_OBJECTIVE_.
Return the lines below exactly, starting with the line that contains "Read out every word on this page." and stopping after the last line.

_DATASET CONTENT_.
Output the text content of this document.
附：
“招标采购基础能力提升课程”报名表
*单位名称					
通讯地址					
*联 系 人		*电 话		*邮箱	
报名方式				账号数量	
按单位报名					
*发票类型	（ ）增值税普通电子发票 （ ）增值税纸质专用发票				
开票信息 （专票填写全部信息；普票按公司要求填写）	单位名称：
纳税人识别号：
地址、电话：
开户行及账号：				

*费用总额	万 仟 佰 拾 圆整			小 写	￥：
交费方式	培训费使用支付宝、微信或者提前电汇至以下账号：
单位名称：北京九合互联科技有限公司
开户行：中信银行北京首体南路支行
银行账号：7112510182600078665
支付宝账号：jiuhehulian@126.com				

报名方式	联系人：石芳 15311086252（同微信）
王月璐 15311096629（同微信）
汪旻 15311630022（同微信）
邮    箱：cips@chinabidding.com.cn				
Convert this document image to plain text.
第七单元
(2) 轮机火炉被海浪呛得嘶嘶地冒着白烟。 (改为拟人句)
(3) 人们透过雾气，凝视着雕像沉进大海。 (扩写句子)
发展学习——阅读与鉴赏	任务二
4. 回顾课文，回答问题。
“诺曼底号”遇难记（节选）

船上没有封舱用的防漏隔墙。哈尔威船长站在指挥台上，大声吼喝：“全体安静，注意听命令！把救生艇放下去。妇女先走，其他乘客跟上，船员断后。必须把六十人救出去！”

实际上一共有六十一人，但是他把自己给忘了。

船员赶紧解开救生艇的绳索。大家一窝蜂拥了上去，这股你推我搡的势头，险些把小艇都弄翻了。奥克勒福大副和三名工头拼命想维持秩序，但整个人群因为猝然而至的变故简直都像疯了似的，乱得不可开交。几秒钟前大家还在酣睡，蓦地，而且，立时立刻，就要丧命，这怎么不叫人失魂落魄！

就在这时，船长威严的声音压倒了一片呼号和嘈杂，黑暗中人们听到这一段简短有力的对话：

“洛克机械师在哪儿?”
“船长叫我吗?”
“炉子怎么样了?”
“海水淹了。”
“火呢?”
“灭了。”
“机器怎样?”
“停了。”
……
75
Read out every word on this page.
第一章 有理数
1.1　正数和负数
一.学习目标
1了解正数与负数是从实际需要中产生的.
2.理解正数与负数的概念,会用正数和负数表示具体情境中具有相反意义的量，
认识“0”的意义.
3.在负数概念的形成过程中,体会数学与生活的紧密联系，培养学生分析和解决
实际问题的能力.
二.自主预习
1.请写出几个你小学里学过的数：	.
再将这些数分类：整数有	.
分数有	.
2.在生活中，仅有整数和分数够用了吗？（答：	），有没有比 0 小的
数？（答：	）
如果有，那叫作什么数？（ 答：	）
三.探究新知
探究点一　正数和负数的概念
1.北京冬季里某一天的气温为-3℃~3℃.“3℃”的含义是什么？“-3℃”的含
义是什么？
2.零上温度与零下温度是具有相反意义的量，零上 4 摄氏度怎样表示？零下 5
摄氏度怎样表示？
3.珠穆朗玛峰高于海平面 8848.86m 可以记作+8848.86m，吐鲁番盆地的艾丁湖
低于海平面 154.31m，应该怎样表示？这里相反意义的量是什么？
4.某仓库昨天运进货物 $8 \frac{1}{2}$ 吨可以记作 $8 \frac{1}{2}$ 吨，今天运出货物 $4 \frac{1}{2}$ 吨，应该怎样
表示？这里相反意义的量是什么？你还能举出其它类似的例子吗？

_TASK OUTPUT_.
Read out every word on this page.
第一章 有理数
1.1　正数和负数
一.学习目标
1了解正数与负数是从实际需要中产生的.
2.理解正数与负数的概念,会用正数和负数表示具体情境中具有相反意义的量，
认识“0”的意义.
3.在负数概念的形成过程中,体会数学与生活的紧密联系，培养学生分析和解决
实际问题的能力.
二.自主预习
1.请写出几个你小学里学过的数：	.
再将这些数分类：整数有	.
分数有	.
2.在生活中，仅有整数和分数够用了吗？（答：	），有没有比 0 小的
数？（答：	）
如果有，那叫作什么数？（ 答：	）
三.探究新知
探究点一　正数和负数的概念
1.北京冬季里某一天的气温为-3℃~3℃.“3℃”的含义是什么？“-3℃”的含
义是什么？
2.零上温度与零下温度是具有相反意义的量，零上 4 摄氏度怎样表示？零下 5
摄氏度怎样表示？
3.珠穆朗玛峰高于海平面 8848.86m 可以记作+8848.86m，吐鲁番盆地的艾丁湖
低于海平面 154.31m，应该怎样表示？这里相反意义的量是什么？
4.某仓库昨天运进货物 $8 \frac{1}{2}$ 吨可以记作 $8 \frac{1}{2}$ 吨，今天运出货物 $4 \frac{1}{2}$ 吨，应该怎样
表示？这里相反意义的量是什么？你还能举出其它类似的例子吗？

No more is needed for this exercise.